[Source data]

** begin **

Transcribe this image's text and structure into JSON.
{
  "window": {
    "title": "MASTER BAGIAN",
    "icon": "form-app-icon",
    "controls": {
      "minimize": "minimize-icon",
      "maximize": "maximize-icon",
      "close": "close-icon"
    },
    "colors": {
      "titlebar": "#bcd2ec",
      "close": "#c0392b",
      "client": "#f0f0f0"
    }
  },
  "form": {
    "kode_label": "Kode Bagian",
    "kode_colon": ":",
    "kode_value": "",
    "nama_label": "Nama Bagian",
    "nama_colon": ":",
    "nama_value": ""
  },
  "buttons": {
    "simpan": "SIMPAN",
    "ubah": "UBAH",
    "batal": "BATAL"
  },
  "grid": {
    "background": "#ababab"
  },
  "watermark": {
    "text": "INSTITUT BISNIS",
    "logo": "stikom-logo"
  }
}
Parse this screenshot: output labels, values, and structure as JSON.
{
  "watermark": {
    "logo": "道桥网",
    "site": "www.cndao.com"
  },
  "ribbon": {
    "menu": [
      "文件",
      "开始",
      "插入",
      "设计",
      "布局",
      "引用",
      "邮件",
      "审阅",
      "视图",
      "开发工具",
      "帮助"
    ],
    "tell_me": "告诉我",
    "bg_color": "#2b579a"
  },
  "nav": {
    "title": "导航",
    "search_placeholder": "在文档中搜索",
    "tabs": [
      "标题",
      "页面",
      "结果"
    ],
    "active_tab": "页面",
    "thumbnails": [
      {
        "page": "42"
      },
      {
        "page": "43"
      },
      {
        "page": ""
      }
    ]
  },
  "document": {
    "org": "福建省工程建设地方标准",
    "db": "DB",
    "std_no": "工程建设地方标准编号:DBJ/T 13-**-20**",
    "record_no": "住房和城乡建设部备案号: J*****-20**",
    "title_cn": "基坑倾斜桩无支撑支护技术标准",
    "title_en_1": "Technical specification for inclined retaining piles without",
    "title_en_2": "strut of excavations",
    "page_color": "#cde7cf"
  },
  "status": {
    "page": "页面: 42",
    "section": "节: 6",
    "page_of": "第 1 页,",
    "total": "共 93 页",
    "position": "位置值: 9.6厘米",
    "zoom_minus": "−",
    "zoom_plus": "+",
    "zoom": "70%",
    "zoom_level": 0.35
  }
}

** end **

### THE EXERCISE:
Copy each line of the listing that includes "JSON".

### WRITTEN RESPONSE:
Transcribe this image's text and structure into JSON.
Parse this screenshot: output labels, values, and structure as JSON.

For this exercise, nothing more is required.